---- Supplied entries
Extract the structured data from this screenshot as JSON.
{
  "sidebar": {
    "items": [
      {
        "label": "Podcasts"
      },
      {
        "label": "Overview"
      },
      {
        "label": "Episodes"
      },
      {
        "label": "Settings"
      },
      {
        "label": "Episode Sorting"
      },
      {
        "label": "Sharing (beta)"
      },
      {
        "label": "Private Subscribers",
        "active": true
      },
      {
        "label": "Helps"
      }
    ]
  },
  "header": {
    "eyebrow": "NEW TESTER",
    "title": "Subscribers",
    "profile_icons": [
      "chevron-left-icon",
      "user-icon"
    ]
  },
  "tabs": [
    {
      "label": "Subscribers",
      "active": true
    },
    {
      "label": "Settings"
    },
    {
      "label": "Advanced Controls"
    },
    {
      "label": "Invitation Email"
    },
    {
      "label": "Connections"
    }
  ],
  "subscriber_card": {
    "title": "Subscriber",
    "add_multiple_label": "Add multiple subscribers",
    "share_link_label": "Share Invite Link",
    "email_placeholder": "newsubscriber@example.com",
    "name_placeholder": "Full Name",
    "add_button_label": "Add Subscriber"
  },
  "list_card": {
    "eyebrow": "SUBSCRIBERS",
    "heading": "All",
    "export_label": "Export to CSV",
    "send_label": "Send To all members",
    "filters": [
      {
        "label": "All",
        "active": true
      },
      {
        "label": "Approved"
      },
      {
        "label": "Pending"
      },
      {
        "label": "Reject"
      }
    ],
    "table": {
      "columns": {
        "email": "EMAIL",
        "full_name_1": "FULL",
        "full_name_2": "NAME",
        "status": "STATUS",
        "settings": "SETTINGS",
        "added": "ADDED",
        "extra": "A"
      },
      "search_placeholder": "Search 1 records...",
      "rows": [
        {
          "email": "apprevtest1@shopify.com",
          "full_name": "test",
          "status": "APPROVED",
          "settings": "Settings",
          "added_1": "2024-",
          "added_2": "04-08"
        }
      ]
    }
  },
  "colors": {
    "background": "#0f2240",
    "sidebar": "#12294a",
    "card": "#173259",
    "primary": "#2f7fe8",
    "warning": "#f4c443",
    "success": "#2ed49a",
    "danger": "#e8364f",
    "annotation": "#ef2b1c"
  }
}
--------
_To do_. Return all the data above once more, precisely as given.

_Expected answer_.
Extract the structured data from this screenshot as JSON.
{
  "sidebar": {
    "items": [
      {
        "label": "Podcasts"
      },
      {
        "label": "Overview"
      },
      {
        "label": "Episodes"
      },
      {
        "label": "Settings"
      },
      {
        "label": "Episode Sorting"
      },
      {
        "label": "Sharing (beta)"
      },
      {
        "label": "Private Subscribers",
        "active": true
      },
      {
        "label": "Helps"
      }
    ]
  },
  "header": {
    "eyebrow": "NEW TESTER",
    "title": "Subscribers",
    "profile_icons": [
      "chevron-left-icon",
      "user-icon"
    ]
  },
  "tabs": [
    {
      "label": "Subscribers",
      "active": true
    },
    {
      "label": "Settings"
    },
    {
      "label": "Advanced Controls"
    },
    {
      "label": "Invitation Email"
    },
    {
      "label": "Connections"
    }
  ],
  "subscriber_card": {
    "title": "Subscriber",
    "add_multiple_label": "Add multiple subscribers",
    "share_link_label": "Share Invite Link",
    "email_placeholder": "newsubscriber@example.com",
    "name_placeholder": "Full Name",
    "add_button_label": "Add Subscriber"
  },
  "list_card": {
    "eyebrow": "SUBSCRIBERS",
    "heading": "All",
    "export_label": "Export to CSV",
    "send_label": "Send To all members",
    "filters": [
      {
        "label": "All",
        "active": true
      },
      {
        "label": "Approved"
      },
      {
        "label": "Pending"
      },
      {
        "label": "Reject"
      }
    ],
    "table": {
      "columns": {
        "email": "EMAIL",
        "full_name_1": "FULL",
        "full_name_2": "NAME",
        "status": "STATUS",
        "settings": "SETTINGS",
        "added": "ADDED",
        "extra": "A"
      },
      "search_placeholder": "Search 1 records...",
      "rows": [
        {
          "email": "apprevtest1@shopify.com",
          "full_name": "test",
          "status": "APPROVED",
          "settings": "Settings",
          "added_1": "2024-",
          "added_2": "04-08"
        }
      ]
    }
  },
  "colors": {
    "background": "#0f2240",
    "sidebar": "#12294a",
    "card": "#173259",
    "primary": "#2f7fe8",
    "warning": "#f4c443",
    "success": "#2ed49a",
    "danger": "#e8364f",
    "annotation": "#ef2b1c"
  }
}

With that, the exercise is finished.